• [TASK PROMPT]
Find each line with the word "true" and copy it.

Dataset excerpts
** BEGIN **

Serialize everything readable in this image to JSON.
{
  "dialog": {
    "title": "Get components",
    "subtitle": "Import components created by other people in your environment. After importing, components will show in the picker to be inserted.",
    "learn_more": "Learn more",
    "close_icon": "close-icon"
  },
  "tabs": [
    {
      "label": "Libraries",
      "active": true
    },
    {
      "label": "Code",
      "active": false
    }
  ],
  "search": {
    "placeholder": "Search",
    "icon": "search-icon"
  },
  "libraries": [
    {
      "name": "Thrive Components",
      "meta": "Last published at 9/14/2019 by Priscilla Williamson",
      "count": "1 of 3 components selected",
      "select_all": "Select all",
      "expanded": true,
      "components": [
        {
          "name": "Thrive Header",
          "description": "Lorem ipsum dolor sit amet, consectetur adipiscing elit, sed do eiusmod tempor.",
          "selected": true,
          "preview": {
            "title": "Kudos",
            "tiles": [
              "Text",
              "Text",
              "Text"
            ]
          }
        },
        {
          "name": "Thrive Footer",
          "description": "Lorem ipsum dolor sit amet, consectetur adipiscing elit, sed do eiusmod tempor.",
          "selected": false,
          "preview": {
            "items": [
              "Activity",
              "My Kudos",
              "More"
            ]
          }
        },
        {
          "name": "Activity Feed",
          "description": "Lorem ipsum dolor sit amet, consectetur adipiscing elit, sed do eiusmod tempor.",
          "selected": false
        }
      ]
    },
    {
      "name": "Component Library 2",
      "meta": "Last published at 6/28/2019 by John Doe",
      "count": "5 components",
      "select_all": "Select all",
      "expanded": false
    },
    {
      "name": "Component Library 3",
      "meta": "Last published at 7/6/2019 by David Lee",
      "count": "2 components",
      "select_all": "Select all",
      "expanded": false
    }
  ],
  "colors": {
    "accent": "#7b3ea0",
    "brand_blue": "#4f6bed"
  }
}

** END **
** BEGIN **

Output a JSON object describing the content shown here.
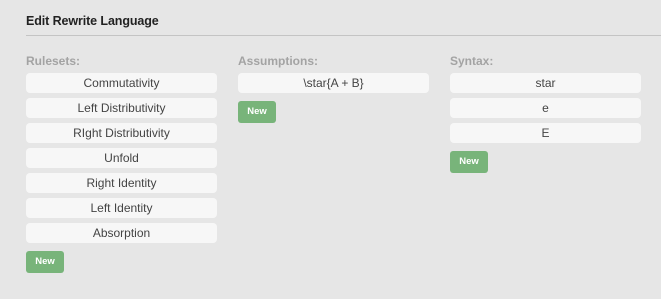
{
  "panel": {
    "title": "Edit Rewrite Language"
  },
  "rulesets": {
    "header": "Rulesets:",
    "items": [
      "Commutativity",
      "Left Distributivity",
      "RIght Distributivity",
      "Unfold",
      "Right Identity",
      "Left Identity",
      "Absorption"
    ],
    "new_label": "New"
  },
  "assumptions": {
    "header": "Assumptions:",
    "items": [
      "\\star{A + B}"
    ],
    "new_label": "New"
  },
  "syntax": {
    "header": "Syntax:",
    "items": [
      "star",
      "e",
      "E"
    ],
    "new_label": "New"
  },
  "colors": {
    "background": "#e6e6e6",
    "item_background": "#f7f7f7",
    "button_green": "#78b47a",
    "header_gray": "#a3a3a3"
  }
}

** END **

• [EXERCISE SOLUTION]
      "active": true
      "expanded": true,
          "selected": true,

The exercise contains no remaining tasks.